## GIVEN TASK
Leave out every picture, and output exactly the lines from the line containing "Extract the chart's" through the last line of the data.

* * * * * * * * *

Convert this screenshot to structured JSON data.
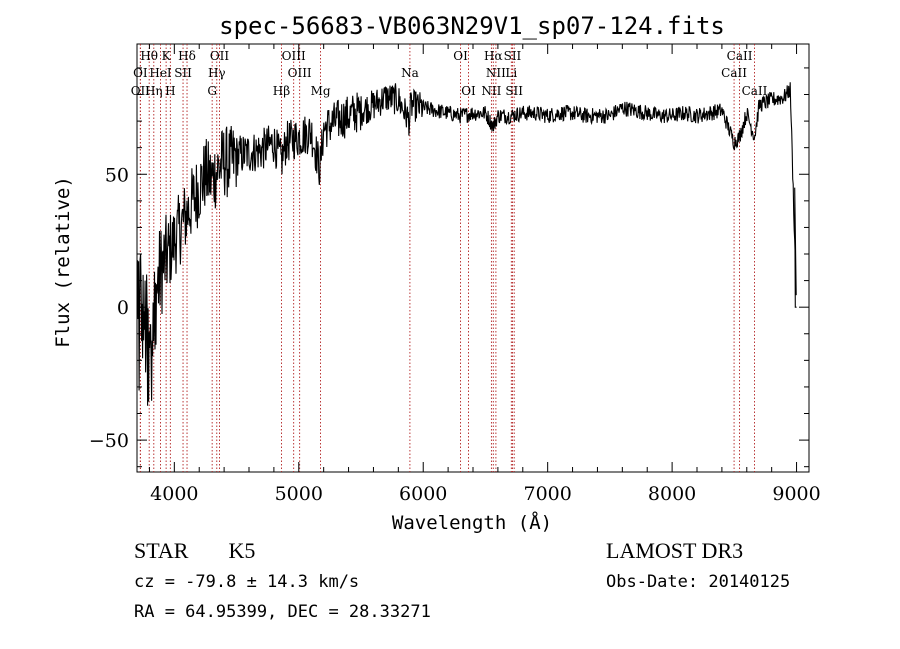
{
  "chart_data": {
    "type": "line",
    "title": "spec-56683-VB063N29V1_sp07-124.fits",
    "xlabel": "Wavelength (Å)",
    "ylabel": "Flux (relative)",
    "xlim": [
      3700,
      9100
    ],
    "ylim": [
      -62,
      99
    ],
    "xticks": [
      4000,
      5000,
      6000,
      7000,
      8000,
      9000
    ],
    "yticks": [
      -50,
      0,
      50
    ],
    "grid": false,
    "series": [
      {
        "name": "spectrum",
        "x": [
          3700,
          3750,
          3800,
          3850,
          3900,
          3950,
          4000,
          4050,
          4100,
          4150,
          4200,
          4250,
          4300,
          4350,
          4400,
          4450,
          4500,
          4600,
          4700,
          4800,
          4860,
          4900,
          5000,
          5100,
          5170,
          5200,
          5300,
          5400,
          5500,
          5600,
          5700,
          5800,
          5890,
          5900,
          6000,
          6100,
          6200,
          6300,
          6400,
          6500,
          6563,
          6600,
          6700,
          6800,
          6900,
          7000,
          7100,
          7200,
          7300,
          7400,
          7500,
          7600,
          7700,
          7800,
          7900,
          8000,
          8100,
          8200,
          8300,
          8400,
          8498,
          8542,
          8600,
          8662,
          8700,
          8800,
          8900,
          8950,
          9000
        ],
        "values": [
          10,
          0,
          -20,
          5,
          15,
          20,
          25,
          30,
          35,
          40,
          45,
          50,
          48,
          52,
          55,
          54,
          57,
          58,
          59,
          62,
          55,
          62,
          64,
          66,
          52,
          67,
          70,
          72,
          74,
          76,
          79,
          78,
          70,
          76,
          75,
          74,
          73,
          72,
          73,
          73,
          68,
          72,
          72,
          73,
          73,
          72,
          73,
          73,
          72,
          72,
          72,
          75,
          74,
          73,
          72,
          72,
          73,
          72,
          73,
          74,
          62,
          64,
          73,
          64,
          76,
          78,
          79,
          82,
          0
        ]
      }
    ],
    "lines_upper": [
      {
        "label": "Hθ",
        "x": 3798
      },
      {
        "label": "K",
        "x": 3934
      },
      {
        "label": "Hδ",
        "x": 4102
      },
      {
        "label": "OII",
        "x": 4363
      },
      {
        "label": "OIII",
        "x": 4959
      },
      {
        "label": "OI",
        "x": 6300
      },
      {
        "label": "Hα",
        "x": 6563
      },
      {
        "label": "SII",
        "x": 6717
      },
      {
        "label": "CaII",
        "x": 8542
      }
    ],
    "lines_middle": [
      {
        "label": "OI",
        "x": 3727
      },
      {
        "label": "HeI",
        "x": 3889
      },
      {
        "label": "SII",
        "x": 4070
      },
      {
        "label": "Hγ",
        "x": 4341
      },
      {
        "label": "OIII",
        "x": 5007
      },
      {
        "label": "Na",
        "x": 5893
      },
      {
        "label": "NII",
        "x": 6584
      },
      {
        "label": "Li",
        "x": 6708
      },
      {
        "label": "CaII",
        "x": 8498
      }
    ],
    "lines_lower": [
      {
        "label": "OII",
        "x": 3727
      },
      {
        "label": "Hη",
        "x": 3835
      },
      {
        "label": "H",
        "x": 3968
      },
      {
        "label": "G",
        "x": 4304
      },
      {
        "label": "Hβ",
        "x": 4861
      },
      {
        "label": "Mg",
        "x": 5175
      },
      {
        "label": "OI",
        "x": 6364
      },
      {
        "label": "NII",
        "x": 6548
      },
      {
        "label": "SII",
        "x": 6731
      },
      {
        "label": "CaII",
        "x": 8662
      }
    ],
    "line_color": "#000000",
    "marker_color": "#b22222"
  },
  "info": {
    "object_type": "STAR",
    "subclass": "K5",
    "survey": "LAMOST DR3",
    "redshift": "cz = -79.8 ± 14.3 km/s",
    "obs_date": "Obs-Date: 20140125",
    "coords": "RA =  64.95399, DEC =  28.33271"
  }
}
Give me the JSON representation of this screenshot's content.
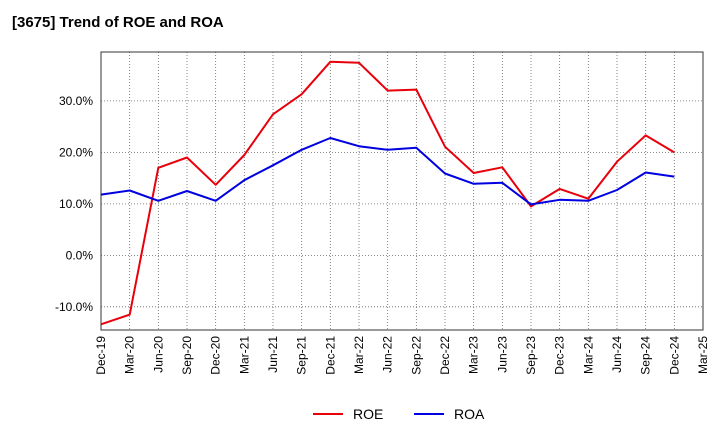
{
  "chart_data": {
    "type": "line",
    "title": "[3675]  Trend of ROE and ROA",
    "x": [
      "Dec-19",
      "Mar-20",
      "Jun-20",
      "Sep-20",
      "Dec-20",
      "Mar-21",
      "Jun-21",
      "Sep-21",
      "Dec-21",
      "Mar-22",
      "Jun-22",
      "Sep-22",
      "Dec-22",
      "Mar-23",
      "Jun-23",
      "Sep-23",
      "Dec-23",
      "Mar-24",
      "Jun-24",
      "Sep-24",
      "Dec-24",
      "Mar-25"
    ],
    "y_ticks": [
      "-10.0%",
      "0.0%",
      "10.0%",
      "20.0%",
      "30.0%"
    ],
    "y_tick_values": [
      -10,
      0,
      10,
      20,
      30
    ],
    "ylim": [
      -14.5,
      39.5
    ],
    "grid": true,
    "legend_position": "bottom",
    "series": [
      {
        "name": "ROE",
        "color": "#e8000b",
        "values": [
          -13.4,
          -11.5,
          17.0,
          19.0,
          13.7,
          19.5,
          27.4,
          31.3,
          37.6,
          37.4,
          32.0,
          32.2,
          21.1,
          16.0,
          17.1,
          9.5,
          12.9,
          11.0,
          18.2,
          23.3,
          20.0,
          null
        ]
      },
      {
        "name": "ROA",
        "color": "#0000e0",
        "values": [
          11.8,
          12.6,
          10.6,
          12.5,
          10.6,
          14.6,
          17.5,
          20.5,
          22.8,
          21.2,
          20.5,
          20.9,
          15.9,
          13.9,
          14.1,
          9.9,
          10.8,
          10.6,
          12.7,
          16.1,
          15.3,
          null
        ]
      }
    ]
  }
}
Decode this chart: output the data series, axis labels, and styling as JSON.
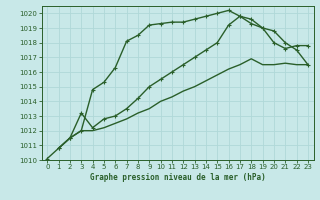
{
  "title": "Graphe pression niveau de la mer (hPa)",
  "bg_color": "#c8e8e8",
  "grid_color": "#b0d8d8",
  "line_color": "#2a5f2a",
  "xlim": [
    -0.5,
    23.5
  ],
  "ylim": [
    1010,
    1020.5
  ],
  "xticks": [
    0,
    1,
    2,
    3,
    4,
    5,
    6,
    7,
    8,
    9,
    10,
    11,
    12,
    13,
    14,
    15,
    16,
    17,
    18,
    19,
    20,
    21,
    22,
    23
  ],
  "yticks": [
    1010,
    1011,
    1012,
    1013,
    1014,
    1015,
    1016,
    1017,
    1018,
    1019,
    1020
  ],
  "line1_x": [
    0,
    1,
    2,
    3,
    4,
    5,
    6,
    7,
    8,
    9,
    10,
    11,
    12,
    13,
    14,
    15,
    16,
    17,
    18,
    19,
    20,
    21,
    22,
    23
  ],
  "line1_y": [
    1010.1,
    1010.8,
    1011.5,
    1012.0,
    1014.8,
    1015.3,
    1016.3,
    1018.1,
    1018.5,
    1019.2,
    1019.3,
    1019.4,
    1019.4,
    1019.6,
    1019.8,
    1020.0,
    1020.2,
    1019.8,
    1019.3,
    1019.0,
    1018.0,
    1017.6,
    1017.8,
    1017.8
  ],
  "line2_x": [
    1,
    2,
    3,
    4,
    5,
    6,
    7,
    8,
    9,
    10,
    11,
    12,
    13,
    14,
    15,
    16,
    17,
    18,
    19,
    20,
    21,
    22,
    23
  ],
  "line2_y": [
    1010.8,
    1011.5,
    1013.2,
    1012.2,
    1012.8,
    1013.0,
    1013.5,
    1014.2,
    1015.0,
    1015.5,
    1016.0,
    1016.5,
    1017.0,
    1017.5,
    1018.0,
    1019.2,
    1019.8,
    1019.6,
    1019.0,
    1018.8,
    1018.0,
    1017.5,
    1016.5
  ],
  "line3_x": [
    1,
    2,
    3,
    4,
    5,
    6,
    7,
    8,
    9,
    10,
    11,
    12,
    13,
    14,
    15,
    16,
    17,
    18,
    19,
    20,
    21,
    22,
    23
  ],
  "line3_y": [
    1010.8,
    1011.5,
    1012.0,
    1012.0,
    1012.2,
    1012.5,
    1012.8,
    1013.2,
    1013.5,
    1014.0,
    1014.3,
    1014.7,
    1015.0,
    1015.4,
    1015.8,
    1016.2,
    1016.5,
    1016.9,
    1016.5,
    1016.5,
    1016.6,
    1016.5,
    1016.5
  ],
  "line_width": 1.0,
  "marker_size": 3.5
}
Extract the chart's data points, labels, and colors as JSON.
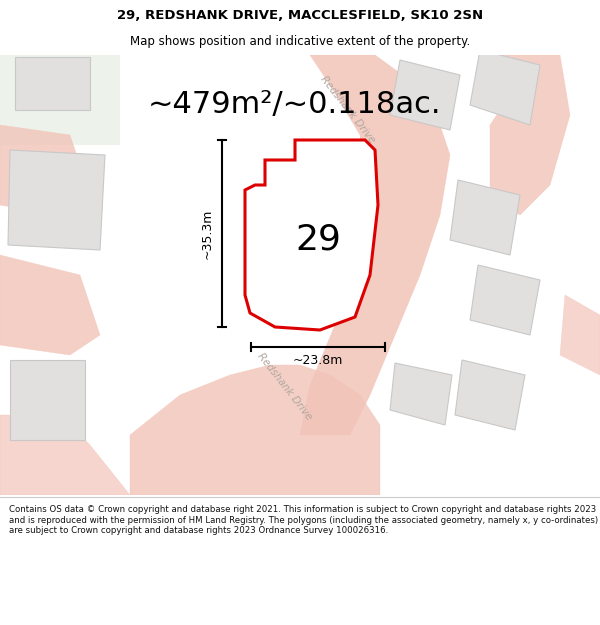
{
  "title_line1": "29, REDSHANK DRIVE, MACCLESFIELD, SK10 2SN",
  "title_line2": "Map shows position and indicative extent of the property.",
  "area_text": "~479m²/~0.118ac.",
  "plot_number": "29",
  "dim_height": "~35.3m",
  "dim_width": "~23.8m",
  "road_label_top": "Redshank Drive",
  "road_label_bottom": "Redshank Drive",
  "footer_text": "Contains OS data © Crown copyright and database right 2021. This information is subject to Crown copyright and database rights 2023 and is reproduced with the permission of HM Land Registry. The polygons (including the associated geometry, namely x, y co-ordinates) are subject to Crown copyright and database rights 2023 Ordnance Survey 100026316.",
  "map_bg": "#f2f0ee",
  "road_color": "#f2c4b8",
  "plot_fill": "#ffffff",
  "plot_edge": "#dd0000",
  "building_fill": "#e2e0de",
  "building_edge": "#c8c8c8",
  "footer_bg": "#ffffff",
  "header_bg": "#ffffff",
  "green_bg": "#edf2ea",
  "title_fontsize": 9.5,
  "subtitle_fontsize": 8.5,
  "area_fontsize": 22,
  "plot_num_fontsize": 26,
  "dim_fontsize": 9,
  "road_label_fontsize": 7.5,
  "footer_fontsize": 6.2
}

* * * * * * * * *

## WRITTEN ANSWER
Extract the chart's data points, labels, and colors as JSON.
{
  "title_line1": "29, REDSHANK DRIVE, MACCLESFIELD, SK10 2SN",
  "title_line2": "Map shows position and indicative extent of the property.",
  "area_text": "~479m²/~0.118ac.",
  "plot_number": "29",
  "dim_height": "~35.3m",
  "dim_width": "~23.8m",
  "road_label_top": "Redshank Drive",
  "road_label_bottom": "Redshank Drive",
  "footer_text": "Contains OS data © Crown copyright and database right 2021. This information is subject to Crown copyright and database rights 2023 and is reproduced with the permission of HM Land Registry. The polygons (including the associated geometry, namely x, y co-ordinates) are subject to Crown copyright and database rights 2023 Ordnance Survey 100026316.",
  "map_bg": "#f2f0ee",
  "road_color": "#f2c4b8",
  "plot_fill": "#ffffff",
  "plot_edge": "#dd0000",
  "building_fill": "#e2e0de",
  "building_edge": "#c8c8c8",
  "footer_bg": "#ffffff",
  "header_bg": "#ffffff",
  "green_bg": "#edf2ea",
  "title_fontsize": 9.5,
  "subtitle_fontsize": 8.5,
  "area_fontsize": 22,
  "plot_num_fontsize": 26,
  "dim_fontsize": 9,
  "road_label_fontsize": 7.5,
  "footer_fontsize": 6.2
}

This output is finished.